» What the task requires
In the entries below, find every line holding the string "text" and collect it.

>> Begin Given data

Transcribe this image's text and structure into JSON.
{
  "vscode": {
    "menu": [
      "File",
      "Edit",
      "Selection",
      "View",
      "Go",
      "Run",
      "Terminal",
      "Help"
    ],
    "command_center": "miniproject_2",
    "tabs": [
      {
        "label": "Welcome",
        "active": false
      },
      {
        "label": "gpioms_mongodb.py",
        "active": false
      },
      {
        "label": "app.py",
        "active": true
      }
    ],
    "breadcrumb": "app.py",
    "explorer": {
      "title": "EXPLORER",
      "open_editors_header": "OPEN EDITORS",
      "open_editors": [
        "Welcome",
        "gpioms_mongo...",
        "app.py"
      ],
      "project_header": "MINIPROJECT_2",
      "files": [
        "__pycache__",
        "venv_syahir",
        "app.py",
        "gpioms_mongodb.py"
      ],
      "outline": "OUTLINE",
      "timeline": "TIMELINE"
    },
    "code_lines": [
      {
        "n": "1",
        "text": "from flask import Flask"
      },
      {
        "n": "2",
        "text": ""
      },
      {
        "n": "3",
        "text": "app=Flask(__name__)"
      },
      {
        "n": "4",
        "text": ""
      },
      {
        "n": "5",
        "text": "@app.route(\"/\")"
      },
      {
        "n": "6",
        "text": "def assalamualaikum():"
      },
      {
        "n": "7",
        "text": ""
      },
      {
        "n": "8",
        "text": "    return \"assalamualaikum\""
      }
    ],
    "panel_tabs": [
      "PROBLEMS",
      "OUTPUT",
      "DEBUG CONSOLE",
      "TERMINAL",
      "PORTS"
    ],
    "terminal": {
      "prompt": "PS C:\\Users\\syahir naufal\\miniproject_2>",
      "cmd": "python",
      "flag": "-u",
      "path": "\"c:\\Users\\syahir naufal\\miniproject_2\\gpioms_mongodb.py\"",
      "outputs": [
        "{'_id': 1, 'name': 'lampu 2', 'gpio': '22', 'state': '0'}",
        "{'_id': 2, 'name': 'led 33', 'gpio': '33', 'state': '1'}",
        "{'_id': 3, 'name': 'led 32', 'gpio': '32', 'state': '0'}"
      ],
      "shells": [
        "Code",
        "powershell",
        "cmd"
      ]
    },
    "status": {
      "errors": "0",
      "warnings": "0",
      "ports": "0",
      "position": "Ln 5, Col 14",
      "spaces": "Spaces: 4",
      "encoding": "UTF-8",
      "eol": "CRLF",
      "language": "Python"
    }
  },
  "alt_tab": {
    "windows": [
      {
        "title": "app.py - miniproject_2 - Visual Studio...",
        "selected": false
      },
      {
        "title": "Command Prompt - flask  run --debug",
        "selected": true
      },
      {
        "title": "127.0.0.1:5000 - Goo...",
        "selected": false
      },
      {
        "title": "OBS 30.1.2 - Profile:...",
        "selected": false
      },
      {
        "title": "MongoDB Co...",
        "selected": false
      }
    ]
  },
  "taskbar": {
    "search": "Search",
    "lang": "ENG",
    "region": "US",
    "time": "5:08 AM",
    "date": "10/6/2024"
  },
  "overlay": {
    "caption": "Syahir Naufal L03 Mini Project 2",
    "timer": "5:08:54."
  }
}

>> End Given data

» Result for this task
Transcribe this image's text and structure into JSON.
        "text": "from flask import Flask"
        "text": ""
        "text": "app=Flask(__name__)"
        "text": ""
        "text": "@app.route(\"/\")"
        "text": "def assalamualaikum():"
        "text": ""
        "text": "    return \"assalamualaikum\""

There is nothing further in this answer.